### Task statement
Filter for the word "thetae" and keep each matching line.

Stored data
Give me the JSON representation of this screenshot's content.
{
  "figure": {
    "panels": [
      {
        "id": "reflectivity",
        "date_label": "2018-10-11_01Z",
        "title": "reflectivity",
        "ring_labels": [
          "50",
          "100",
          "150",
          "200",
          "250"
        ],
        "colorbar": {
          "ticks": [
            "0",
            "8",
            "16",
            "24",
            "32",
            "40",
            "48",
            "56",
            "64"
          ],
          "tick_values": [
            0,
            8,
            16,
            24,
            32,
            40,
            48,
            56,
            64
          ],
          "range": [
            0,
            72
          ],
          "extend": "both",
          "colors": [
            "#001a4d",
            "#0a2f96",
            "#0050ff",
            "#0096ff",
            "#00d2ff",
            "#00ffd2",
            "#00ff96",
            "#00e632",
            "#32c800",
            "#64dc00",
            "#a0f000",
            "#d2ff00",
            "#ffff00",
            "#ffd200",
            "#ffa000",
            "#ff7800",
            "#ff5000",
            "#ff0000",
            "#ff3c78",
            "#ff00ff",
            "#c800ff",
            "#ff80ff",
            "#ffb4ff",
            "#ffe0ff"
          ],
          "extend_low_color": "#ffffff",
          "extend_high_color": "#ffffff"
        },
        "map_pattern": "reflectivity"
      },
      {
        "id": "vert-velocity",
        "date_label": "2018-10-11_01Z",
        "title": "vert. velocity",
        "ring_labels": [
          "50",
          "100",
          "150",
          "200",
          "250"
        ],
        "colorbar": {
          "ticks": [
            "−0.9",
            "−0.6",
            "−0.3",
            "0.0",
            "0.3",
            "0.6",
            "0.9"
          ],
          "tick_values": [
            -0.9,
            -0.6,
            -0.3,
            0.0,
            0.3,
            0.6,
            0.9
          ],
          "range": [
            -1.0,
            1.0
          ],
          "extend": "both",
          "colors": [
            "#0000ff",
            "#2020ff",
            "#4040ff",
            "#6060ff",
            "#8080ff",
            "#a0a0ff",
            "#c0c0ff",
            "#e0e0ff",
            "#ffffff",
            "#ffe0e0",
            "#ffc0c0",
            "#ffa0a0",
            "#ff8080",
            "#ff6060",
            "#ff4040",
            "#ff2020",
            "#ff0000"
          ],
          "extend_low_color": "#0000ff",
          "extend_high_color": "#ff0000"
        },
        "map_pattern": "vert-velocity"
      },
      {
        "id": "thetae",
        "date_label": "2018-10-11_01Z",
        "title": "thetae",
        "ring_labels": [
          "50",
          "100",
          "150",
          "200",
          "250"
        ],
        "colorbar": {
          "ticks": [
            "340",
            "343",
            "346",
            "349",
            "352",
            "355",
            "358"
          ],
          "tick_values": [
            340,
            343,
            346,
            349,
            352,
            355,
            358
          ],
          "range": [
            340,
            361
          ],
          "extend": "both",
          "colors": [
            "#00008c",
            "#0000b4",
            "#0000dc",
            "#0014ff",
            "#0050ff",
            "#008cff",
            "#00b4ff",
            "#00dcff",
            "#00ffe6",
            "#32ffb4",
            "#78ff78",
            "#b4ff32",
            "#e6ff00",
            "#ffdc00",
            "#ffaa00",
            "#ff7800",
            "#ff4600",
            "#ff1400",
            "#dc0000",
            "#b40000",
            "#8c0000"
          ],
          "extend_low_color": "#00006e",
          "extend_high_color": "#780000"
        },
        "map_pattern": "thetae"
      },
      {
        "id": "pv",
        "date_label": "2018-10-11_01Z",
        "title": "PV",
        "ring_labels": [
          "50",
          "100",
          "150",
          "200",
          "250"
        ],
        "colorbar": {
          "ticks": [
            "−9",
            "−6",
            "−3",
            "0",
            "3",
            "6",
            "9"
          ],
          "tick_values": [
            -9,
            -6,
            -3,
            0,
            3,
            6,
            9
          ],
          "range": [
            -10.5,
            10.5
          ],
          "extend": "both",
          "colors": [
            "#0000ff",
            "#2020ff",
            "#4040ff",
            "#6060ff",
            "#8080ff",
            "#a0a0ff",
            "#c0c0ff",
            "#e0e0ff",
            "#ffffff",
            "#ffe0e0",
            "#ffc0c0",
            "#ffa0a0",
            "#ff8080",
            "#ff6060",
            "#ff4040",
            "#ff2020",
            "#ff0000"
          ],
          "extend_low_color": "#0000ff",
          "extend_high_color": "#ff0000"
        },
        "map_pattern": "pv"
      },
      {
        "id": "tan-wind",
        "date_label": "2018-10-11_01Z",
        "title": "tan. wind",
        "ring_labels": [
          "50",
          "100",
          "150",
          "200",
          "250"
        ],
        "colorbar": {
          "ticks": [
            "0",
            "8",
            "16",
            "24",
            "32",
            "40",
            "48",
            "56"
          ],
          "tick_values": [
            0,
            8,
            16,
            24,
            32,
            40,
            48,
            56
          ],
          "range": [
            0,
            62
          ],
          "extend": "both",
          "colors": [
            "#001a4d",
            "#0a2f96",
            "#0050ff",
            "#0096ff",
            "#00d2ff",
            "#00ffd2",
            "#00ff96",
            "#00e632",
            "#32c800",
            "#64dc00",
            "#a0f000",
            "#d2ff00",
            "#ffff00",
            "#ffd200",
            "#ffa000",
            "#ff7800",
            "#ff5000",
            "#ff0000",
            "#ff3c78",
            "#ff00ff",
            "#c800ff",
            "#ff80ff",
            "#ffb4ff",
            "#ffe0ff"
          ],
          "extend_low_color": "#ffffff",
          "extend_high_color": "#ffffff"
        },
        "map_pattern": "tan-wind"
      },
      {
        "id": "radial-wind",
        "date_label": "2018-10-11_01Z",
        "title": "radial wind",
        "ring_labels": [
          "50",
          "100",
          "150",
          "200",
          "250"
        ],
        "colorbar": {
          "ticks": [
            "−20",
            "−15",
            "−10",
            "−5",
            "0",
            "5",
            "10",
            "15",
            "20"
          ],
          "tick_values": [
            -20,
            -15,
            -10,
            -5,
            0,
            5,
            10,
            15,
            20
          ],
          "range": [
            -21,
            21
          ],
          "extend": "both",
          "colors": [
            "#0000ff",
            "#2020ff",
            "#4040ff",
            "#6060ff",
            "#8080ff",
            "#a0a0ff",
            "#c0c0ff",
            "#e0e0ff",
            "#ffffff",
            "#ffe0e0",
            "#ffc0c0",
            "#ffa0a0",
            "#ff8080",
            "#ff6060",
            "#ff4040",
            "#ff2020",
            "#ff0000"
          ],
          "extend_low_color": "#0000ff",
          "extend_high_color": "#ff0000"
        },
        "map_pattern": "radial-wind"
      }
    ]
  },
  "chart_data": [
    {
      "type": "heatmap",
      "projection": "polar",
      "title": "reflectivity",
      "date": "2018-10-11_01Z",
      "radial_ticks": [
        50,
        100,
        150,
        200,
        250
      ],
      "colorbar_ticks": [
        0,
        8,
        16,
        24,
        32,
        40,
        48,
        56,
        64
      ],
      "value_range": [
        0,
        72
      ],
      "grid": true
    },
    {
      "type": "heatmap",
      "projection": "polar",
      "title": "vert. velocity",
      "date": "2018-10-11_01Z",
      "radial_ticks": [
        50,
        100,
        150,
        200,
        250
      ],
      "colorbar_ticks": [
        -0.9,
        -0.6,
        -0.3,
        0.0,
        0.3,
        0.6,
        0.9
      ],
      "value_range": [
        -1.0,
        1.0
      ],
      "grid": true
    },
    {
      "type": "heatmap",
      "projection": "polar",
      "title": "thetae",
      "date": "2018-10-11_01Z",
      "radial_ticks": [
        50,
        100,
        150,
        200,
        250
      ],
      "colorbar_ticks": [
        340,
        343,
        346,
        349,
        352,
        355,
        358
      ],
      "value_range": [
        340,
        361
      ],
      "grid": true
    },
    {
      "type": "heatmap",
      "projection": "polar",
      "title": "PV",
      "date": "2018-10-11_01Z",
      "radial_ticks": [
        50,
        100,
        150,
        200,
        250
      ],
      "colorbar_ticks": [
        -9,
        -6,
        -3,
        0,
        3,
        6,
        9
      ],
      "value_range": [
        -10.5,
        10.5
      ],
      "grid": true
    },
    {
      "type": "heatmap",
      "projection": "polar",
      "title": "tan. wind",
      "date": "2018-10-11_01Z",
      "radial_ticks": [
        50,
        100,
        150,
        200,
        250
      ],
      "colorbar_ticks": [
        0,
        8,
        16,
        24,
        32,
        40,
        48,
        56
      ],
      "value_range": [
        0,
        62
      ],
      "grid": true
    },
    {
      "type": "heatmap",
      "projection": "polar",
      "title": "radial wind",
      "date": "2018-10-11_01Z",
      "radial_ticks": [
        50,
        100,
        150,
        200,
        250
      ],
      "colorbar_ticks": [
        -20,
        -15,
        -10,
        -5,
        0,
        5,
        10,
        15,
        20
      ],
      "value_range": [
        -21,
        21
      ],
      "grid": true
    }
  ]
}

### Full output
        "id": "thetae",
        "title": "thetae",
        "map_pattern": "thetae"
      "title": "thetae",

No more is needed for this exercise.